Check every line of the entries below for the word "Composite", and copy the ones that have it.
══ Exercise data
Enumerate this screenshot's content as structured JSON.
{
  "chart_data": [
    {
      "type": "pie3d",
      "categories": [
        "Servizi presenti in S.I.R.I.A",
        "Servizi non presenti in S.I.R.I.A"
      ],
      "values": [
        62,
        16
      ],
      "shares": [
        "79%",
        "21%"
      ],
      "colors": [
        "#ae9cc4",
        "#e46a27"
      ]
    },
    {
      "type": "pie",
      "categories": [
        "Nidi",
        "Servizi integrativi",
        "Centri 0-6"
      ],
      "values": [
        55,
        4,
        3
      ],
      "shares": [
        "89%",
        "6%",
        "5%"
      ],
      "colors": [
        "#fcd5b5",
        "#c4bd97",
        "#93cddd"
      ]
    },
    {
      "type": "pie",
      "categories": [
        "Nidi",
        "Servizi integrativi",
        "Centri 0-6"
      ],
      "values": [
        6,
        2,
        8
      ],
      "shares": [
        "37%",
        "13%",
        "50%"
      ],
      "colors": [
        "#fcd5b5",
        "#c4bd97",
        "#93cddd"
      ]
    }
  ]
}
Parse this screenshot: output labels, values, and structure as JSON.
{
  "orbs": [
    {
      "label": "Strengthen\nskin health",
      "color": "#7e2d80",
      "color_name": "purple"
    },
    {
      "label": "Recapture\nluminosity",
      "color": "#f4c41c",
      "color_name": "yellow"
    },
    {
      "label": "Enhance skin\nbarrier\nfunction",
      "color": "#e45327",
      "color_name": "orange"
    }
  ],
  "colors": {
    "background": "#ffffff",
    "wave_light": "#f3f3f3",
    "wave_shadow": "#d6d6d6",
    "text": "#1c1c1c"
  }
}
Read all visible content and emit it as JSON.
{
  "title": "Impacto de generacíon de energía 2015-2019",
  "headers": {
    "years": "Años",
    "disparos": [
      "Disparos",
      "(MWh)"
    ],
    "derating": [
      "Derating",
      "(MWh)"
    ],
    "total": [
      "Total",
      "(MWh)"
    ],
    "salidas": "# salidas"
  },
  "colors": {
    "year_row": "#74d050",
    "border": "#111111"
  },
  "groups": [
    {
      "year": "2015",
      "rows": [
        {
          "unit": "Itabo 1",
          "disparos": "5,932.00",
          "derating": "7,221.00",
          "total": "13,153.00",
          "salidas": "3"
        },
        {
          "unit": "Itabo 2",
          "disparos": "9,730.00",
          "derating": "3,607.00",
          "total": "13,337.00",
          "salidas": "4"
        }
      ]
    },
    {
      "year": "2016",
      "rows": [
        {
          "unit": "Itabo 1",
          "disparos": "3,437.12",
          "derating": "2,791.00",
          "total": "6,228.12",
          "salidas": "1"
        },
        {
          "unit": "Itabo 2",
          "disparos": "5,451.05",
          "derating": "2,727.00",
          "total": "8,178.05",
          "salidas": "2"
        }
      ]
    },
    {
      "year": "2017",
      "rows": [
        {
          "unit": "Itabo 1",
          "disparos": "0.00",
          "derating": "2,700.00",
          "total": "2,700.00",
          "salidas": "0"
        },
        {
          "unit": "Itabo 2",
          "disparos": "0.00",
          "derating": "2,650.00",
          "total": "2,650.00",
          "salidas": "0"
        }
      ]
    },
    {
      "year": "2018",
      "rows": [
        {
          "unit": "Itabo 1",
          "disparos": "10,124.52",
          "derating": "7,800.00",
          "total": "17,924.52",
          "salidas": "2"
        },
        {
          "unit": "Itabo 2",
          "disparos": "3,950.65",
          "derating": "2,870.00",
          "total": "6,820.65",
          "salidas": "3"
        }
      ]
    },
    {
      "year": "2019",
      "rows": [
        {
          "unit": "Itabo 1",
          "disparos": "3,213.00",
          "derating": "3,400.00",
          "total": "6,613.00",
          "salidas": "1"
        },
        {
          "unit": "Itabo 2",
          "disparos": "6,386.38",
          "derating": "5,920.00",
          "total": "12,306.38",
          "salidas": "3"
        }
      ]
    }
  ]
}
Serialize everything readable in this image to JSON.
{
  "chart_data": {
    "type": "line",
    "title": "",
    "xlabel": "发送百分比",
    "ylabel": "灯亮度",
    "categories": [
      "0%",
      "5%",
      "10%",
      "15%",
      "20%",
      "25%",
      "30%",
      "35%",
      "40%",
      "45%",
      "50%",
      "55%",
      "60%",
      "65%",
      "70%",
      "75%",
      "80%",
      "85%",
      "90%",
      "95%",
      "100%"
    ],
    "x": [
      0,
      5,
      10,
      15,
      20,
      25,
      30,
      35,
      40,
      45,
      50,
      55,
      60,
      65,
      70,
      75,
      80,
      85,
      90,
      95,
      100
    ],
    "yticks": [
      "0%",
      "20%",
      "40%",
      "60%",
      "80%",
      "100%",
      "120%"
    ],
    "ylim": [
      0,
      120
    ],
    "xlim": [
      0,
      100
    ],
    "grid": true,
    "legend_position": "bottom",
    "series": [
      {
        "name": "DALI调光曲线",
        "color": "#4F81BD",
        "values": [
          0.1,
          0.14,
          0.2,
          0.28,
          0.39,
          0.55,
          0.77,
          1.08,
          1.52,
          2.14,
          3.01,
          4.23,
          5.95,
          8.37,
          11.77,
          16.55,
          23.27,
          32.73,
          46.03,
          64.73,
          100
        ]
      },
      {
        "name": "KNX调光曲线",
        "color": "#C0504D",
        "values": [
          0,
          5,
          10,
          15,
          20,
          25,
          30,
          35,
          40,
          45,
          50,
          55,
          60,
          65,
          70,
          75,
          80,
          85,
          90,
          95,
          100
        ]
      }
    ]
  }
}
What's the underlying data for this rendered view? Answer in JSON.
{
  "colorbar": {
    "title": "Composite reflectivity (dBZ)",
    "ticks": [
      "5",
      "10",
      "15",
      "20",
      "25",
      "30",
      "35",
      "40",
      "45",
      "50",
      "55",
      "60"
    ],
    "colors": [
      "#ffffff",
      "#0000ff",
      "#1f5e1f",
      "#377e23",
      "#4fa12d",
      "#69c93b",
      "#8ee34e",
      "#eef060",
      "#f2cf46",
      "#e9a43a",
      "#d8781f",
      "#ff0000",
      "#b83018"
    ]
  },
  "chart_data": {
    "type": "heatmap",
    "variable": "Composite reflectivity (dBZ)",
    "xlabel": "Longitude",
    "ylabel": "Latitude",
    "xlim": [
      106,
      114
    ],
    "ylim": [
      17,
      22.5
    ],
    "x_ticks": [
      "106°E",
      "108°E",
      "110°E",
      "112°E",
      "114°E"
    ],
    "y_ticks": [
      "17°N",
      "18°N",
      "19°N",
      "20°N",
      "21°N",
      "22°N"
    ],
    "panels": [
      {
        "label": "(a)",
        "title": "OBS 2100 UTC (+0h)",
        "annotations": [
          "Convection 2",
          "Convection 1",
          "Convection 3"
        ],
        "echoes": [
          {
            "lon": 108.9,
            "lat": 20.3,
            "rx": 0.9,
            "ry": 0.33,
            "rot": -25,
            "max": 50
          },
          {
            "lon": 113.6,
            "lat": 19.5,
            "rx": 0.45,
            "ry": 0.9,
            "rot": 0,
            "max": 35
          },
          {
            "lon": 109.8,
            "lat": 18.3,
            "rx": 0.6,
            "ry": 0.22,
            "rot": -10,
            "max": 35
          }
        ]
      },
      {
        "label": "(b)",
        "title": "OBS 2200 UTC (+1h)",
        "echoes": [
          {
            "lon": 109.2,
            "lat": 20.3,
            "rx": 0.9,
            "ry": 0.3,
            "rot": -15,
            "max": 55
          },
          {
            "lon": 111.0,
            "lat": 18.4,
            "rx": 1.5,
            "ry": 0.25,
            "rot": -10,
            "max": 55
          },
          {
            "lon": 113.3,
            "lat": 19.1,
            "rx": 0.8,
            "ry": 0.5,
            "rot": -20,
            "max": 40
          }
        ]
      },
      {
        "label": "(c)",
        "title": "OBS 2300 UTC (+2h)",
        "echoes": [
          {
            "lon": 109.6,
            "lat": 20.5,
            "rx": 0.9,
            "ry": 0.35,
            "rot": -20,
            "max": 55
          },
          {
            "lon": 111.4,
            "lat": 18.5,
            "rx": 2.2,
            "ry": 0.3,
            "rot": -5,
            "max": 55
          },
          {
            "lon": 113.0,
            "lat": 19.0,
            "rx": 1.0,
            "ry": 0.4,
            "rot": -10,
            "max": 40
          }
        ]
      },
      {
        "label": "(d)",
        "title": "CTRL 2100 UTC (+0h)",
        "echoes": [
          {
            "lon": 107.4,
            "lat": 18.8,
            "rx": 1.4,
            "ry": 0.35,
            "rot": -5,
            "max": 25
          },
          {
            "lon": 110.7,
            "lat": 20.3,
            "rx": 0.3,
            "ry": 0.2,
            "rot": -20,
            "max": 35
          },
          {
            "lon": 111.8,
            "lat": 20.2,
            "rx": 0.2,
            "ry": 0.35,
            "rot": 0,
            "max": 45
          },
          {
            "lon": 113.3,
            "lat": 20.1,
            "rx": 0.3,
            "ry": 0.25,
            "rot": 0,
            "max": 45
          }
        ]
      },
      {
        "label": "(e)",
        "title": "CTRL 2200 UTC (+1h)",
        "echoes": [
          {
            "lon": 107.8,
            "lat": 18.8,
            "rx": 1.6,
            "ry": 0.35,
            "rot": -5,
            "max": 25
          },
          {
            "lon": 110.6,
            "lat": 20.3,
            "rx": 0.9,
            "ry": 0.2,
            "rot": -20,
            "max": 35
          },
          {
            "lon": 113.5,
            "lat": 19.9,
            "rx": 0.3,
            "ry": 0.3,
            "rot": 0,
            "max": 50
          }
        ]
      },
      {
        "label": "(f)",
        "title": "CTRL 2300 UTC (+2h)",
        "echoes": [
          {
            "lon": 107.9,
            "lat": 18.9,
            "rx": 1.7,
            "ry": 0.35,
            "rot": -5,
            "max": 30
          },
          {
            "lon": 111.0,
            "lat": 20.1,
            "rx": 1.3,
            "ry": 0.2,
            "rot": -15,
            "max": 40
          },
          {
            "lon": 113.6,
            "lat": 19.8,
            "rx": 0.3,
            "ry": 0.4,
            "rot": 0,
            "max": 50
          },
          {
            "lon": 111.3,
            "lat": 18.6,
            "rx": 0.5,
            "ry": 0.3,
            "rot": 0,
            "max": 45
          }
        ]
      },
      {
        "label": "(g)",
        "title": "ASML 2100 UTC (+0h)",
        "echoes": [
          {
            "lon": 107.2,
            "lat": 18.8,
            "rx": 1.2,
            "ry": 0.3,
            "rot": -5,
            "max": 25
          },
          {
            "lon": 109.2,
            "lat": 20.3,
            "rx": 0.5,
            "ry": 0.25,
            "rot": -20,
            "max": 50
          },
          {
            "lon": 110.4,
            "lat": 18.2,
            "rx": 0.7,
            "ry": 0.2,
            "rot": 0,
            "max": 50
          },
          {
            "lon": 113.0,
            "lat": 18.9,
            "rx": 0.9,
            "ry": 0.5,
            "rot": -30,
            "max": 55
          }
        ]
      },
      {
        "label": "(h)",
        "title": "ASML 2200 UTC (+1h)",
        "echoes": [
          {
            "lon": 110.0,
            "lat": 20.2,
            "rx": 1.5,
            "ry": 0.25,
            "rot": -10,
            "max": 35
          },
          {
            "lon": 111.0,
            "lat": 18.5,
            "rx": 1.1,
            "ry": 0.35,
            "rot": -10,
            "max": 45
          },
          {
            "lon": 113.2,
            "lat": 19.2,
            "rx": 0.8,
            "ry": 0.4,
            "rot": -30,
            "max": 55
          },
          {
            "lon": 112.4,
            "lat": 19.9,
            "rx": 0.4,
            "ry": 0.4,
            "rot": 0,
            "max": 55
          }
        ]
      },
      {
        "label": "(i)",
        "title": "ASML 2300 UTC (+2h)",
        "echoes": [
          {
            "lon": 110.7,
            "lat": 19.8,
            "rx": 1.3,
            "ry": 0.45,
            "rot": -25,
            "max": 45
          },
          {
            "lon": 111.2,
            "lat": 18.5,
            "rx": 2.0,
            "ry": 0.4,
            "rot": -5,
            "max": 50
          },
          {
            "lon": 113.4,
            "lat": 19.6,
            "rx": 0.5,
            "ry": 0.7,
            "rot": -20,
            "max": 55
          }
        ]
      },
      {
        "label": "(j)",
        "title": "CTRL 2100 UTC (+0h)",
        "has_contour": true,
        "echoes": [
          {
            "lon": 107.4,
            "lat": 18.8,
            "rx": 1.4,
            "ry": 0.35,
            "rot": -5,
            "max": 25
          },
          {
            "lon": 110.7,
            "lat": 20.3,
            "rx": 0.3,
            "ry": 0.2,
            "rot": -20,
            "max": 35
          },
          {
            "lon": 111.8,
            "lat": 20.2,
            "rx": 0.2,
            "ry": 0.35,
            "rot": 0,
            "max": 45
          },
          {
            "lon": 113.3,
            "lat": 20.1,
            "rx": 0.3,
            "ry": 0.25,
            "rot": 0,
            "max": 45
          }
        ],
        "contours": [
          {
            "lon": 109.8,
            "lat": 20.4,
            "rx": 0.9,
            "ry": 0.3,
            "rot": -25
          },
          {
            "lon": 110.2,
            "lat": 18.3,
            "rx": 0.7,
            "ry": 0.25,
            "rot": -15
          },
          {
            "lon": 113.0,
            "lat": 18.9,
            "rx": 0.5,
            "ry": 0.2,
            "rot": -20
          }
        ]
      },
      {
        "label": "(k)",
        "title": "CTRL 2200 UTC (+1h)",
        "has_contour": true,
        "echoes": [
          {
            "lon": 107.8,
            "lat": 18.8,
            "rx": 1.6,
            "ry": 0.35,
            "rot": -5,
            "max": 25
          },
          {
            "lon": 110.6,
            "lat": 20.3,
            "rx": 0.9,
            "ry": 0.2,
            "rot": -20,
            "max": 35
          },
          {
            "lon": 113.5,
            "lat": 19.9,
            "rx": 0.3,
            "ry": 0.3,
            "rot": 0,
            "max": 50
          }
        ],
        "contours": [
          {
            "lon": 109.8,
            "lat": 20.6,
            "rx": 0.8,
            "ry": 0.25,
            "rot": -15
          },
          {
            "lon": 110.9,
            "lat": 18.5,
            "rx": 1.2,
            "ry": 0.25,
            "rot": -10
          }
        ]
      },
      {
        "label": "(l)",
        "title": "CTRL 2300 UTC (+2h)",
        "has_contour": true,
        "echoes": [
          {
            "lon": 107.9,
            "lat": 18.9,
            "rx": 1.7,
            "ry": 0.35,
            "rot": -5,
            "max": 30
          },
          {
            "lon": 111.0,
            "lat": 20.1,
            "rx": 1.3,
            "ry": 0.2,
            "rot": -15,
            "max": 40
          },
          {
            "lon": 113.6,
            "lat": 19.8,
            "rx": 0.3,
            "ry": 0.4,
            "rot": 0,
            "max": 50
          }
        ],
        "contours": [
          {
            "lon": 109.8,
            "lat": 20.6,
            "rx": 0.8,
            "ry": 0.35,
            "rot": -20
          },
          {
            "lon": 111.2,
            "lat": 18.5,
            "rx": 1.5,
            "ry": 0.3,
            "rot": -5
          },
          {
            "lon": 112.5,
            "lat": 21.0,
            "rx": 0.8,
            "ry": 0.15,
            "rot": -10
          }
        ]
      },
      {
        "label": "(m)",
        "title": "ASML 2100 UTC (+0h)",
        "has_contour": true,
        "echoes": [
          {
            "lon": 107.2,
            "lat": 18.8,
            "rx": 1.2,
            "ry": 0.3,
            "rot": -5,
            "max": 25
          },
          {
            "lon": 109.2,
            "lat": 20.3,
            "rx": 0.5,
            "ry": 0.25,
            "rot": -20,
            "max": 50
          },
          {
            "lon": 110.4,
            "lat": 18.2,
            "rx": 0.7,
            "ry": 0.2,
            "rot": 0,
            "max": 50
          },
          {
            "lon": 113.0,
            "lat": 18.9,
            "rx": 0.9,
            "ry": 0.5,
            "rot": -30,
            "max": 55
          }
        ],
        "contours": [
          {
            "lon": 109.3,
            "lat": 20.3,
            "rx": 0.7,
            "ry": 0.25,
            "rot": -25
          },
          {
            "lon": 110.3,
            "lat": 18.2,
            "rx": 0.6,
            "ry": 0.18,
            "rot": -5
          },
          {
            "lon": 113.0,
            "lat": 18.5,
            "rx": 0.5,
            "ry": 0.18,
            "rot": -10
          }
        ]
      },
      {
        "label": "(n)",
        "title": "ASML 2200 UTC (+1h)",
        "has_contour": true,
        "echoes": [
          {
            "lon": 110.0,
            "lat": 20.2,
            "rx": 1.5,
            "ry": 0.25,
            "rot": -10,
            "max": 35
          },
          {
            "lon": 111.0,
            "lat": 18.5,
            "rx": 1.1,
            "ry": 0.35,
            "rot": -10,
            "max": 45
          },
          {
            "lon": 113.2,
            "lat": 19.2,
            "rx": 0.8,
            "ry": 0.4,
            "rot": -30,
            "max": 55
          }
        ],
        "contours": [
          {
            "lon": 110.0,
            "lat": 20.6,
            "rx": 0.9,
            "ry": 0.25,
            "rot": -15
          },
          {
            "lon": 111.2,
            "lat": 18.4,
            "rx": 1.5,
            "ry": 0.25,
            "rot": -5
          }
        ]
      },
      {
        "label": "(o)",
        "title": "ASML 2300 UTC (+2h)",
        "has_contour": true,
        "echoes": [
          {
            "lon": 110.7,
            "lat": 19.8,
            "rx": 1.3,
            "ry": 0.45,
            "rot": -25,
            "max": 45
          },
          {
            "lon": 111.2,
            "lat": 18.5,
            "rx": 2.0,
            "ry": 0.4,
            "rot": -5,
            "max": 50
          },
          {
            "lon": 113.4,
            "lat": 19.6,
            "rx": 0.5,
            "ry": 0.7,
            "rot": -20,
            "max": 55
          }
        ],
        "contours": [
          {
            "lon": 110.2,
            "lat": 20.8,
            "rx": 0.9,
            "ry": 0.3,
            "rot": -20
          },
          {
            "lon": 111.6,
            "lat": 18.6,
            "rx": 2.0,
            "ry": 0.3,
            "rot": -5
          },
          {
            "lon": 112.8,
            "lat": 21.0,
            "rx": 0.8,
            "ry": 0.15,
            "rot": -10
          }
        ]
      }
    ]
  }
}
════
* Exercise answer:
    "title": "Composite reflectivity (dBZ)",
    "variable": "Composite reflectivity (dBZ)",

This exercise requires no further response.